EXERCISE DIRECTIONS -> Transcribe all the entries word for word, omitting any pictures they contain.

RECORDS SHOWN ->
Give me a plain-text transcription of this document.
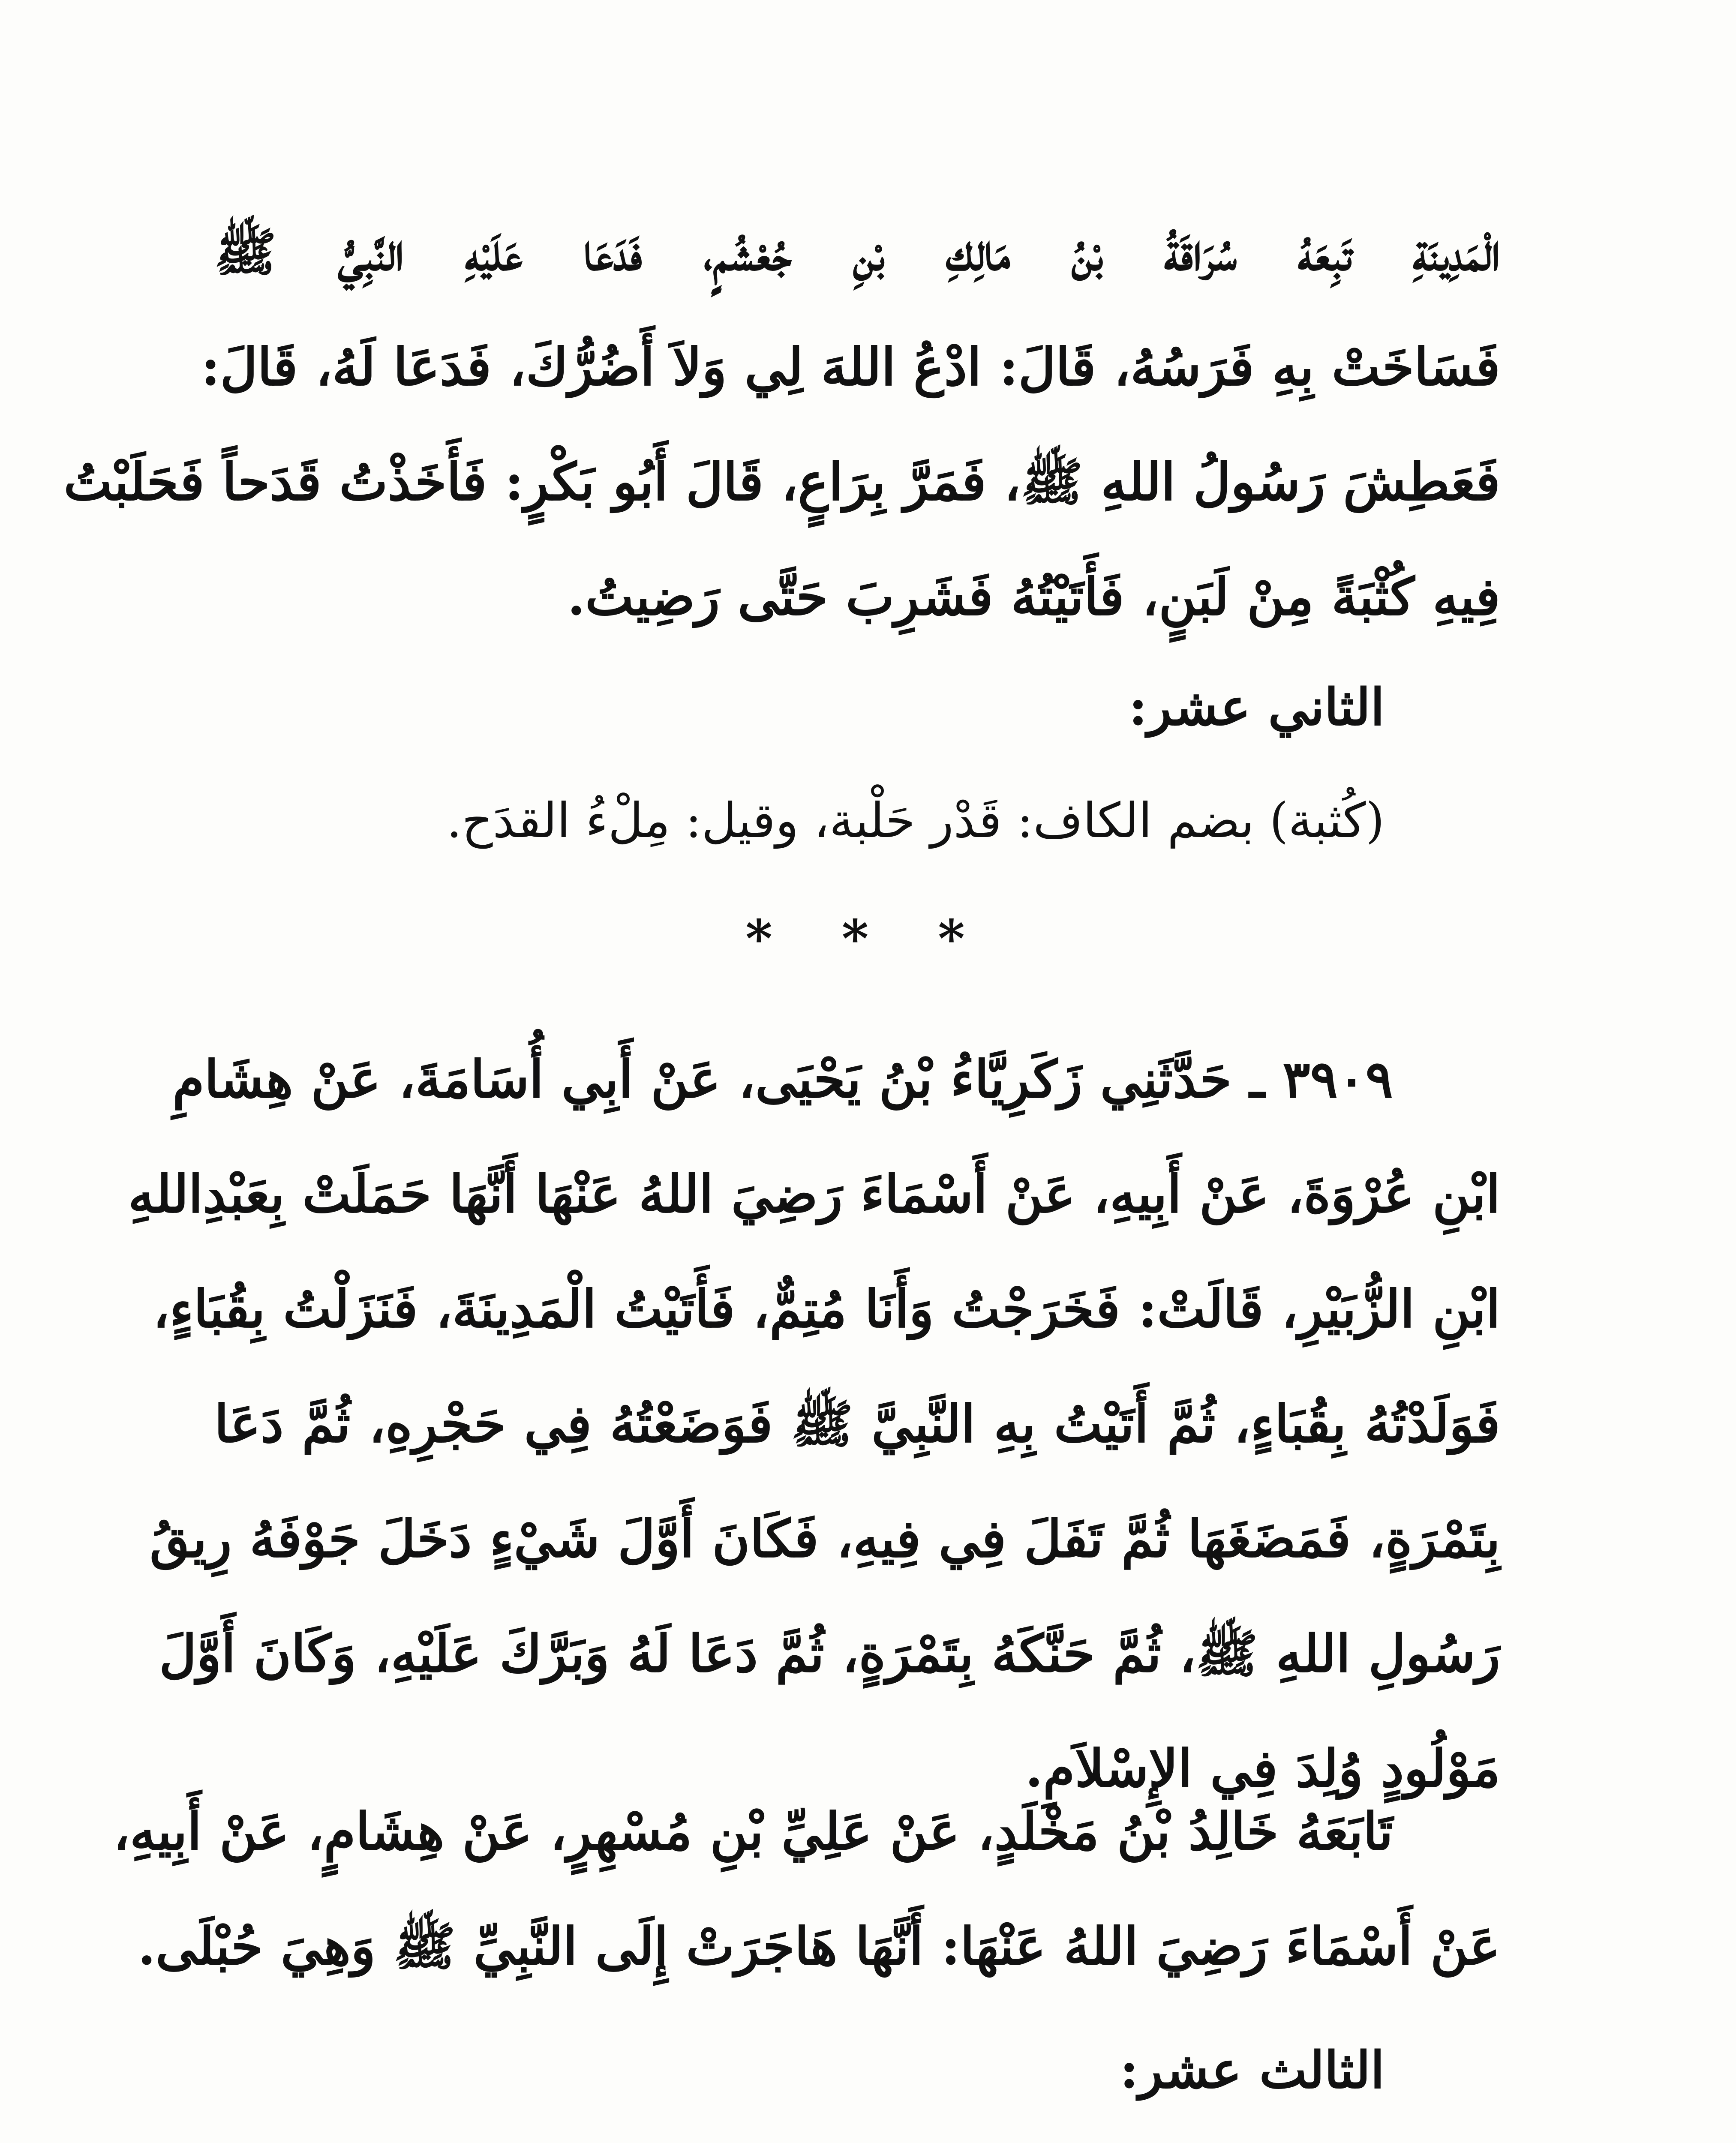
الْمَدِينَةِ تَبِعَهُ سُرَاقَةُ بْنُ مَالِكِ بْنِ جُعْشُمٍ، فَدَعَا عَلَيْهِ النَّبِيُّ ﷺ
فَسَاخَتْ بِهِ فَرَسُهُ، قَالَ: ادْعُ اللهَ لِي وَلاَ أَضُرُّكَ، فَدَعَا لَهُ، قَالَ:
فَعَطِشَ رَسُولُ اللهِ ﷺ، فَمَرَّ بِرَاعٍ، قَالَ أَبُو بَكْرٍ: فَأَخَذْتُ قَدَحاً فَحَلَبْتُ
فِيهِ كُثْبَةً مِنْ لَبَنٍ، فَأَتَيْتُهُ فَشَرِبَ حَتَّى رَضِيتُ.
الثاني عشر:
(كُثبة) بضم الكاف: قَدْر حَلْبة، وقيل: مِلْءُ القدَح.
* * *
٣٩٠٩ ـ حَدَّثَنِي زَكَرِيَّاءُ بْنُ يَحْيَى، عَنْ أَبِي أُسَامَةَ، عَنْ هِشَامِ
ابْنِ عُرْوَةَ، عَنْ أَبِيهِ، عَنْ أَسْمَاءَ رَضِيَ اللهُ عَنْهَا أَنَّهَا حَمَلَتْ بِعَبْدِاللهِ
ابْنِ الزُّبَيْرِ، قَالَتْ: فَخَرَجْتُ وَأَنَا مُتِمٌّ، فَأَتَيْتُ الْمَدِينَةَ، فَنَزَلْتُ بِقُبَاءٍ،
فَوَلَدْتُهُ بِقُبَاءٍ، ثُمَّ أَتَيْتُ بِهِ النَّبِيَّ ﷺ فَوَضَعْتُهُ فِي حَجْرِهِ، ثُمَّ دَعَا
بِتَمْرَةٍ، فَمَضَغَهَا ثُمَّ تَفَلَ فِي فِيهِ، فَكَانَ أَوَّلَ شَيْءٍ دَخَلَ جَوْفَهُ رِيقُ
رَسُولِ اللهِ ﷺ، ثُمَّ حَنَّكَهُ بِتَمْرَةٍ، ثُمَّ دَعَا لَهُ وَبَرَّكَ عَلَيْهِ، وَكَانَ أَوَّلَ
مَوْلُودٍ وُلِدَ فِي الإِسْلاَمِ.
تَابَعَهُ خَالِدُ بْنُ مَخْلَدٍ، عَنْ عَلِيِّ بْنِ مُسْهِرٍ، عَنْ هِشَامٍ، عَنْ أَبِيهِ،
عَنْ أَسْمَاءَ رَضِيَ اللهُ عَنْهَا: أَنَّهَا هَاجَرَتْ إِلَى النَّبِيِّ ﷺ وَهِيَ حُبْلَى.
الثالث عشر:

CORRECT RESULT ->
Give me a plain-text transcription of this document.
الْمَدِينَةِ تَبِعَهُ سُرَاقَةُ بْنُ مَالِكِ بْنِ جُعْشُمٍ، فَدَعَا عَلَيْهِ النَّبِيُّ ﷺ
فَسَاخَتْ بِهِ فَرَسُهُ، قَالَ: ادْعُ اللهَ لِي وَلاَ أَضُرُّكَ، فَدَعَا لَهُ، قَالَ:
فَعَطِشَ رَسُولُ اللهِ ﷺ، فَمَرَّ بِرَاعٍ، قَالَ أَبُو بَكْرٍ: فَأَخَذْتُ قَدَحاً فَحَلَبْتُ
فِيهِ كُثْبَةً مِنْ لَبَنٍ، فَأَتَيْتُهُ فَشَرِبَ حَتَّى رَضِيتُ.
الثاني عشر:
(كُثبة) بضم الكاف: قَدْر حَلْبة، وقيل: مِلْءُ القدَح.
* * *
٣٩٠٩ ـ حَدَّثَنِي زَكَرِيَّاءُ بْنُ يَحْيَى، عَنْ أَبِي أُسَامَةَ، عَنْ هِشَامِ
ابْنِ عُرْوَةَ، عَنْ أَبِيهِ، عَنْ أَسْمَاءَ رَضِيَ اللهُ عَنْهَا أَنَّهَا حَمَلَتْ بِعَبْدِاللهِ
ابْنِ الزُّبَيْرِ، قَالَتْ: فَخَرَجْتُ وَأَنَا مُتِمٌّ، فَأَتَيْتُ الْمَدِينَةَ، فَنَزَلْتُ بِقُبَاءٍ،
فَوَلَدْتُهُ بِقُبَاءٍ، ثُمَّ أَتَيْتُ بِهِ النَّبِيَّ ﷺ فَوَضَعْتُهُ فِي حَجْرِهِ، ثُمَّ دَعَا
بِتَمْرَةٍ، فَمَضَغَهَا ثُمَّ تَفَلَ فِي فِيهِ، فَكَانَ أَوَّلَ شَيْءٍ دَخَلَ جَوْفَهُ رِيقُ
رَسُولِ اللهِ ﷺ، ثُمَّ حَنَّكَهُ بِتَمْرَةٍ، ثُمَّ دَعَا لَهُ وَبَرَّكَ عَلَيْهِ، وَكَانَ أَوَّلَ
مَوْلُودٍ وُلِدَ فِي الإِسْلاَمِ.
تَابَعَهُ خَالِدُ بْنُ مَخْلَدٍ، عَنْ عَلِيِّ بْنِ مُسْهِرٍ، عَنْ هِشَامٍ، عَنْ أَبِيهِ،
عَنْ أَسْمَاءَ رَضِيَ اللهُ عَنْهَا: أَنَّهَا هَاجَرَتْ إِلَى النَّبِيِّ ﷺ وَهِيَ حُبْلَى.
الثالث عشر:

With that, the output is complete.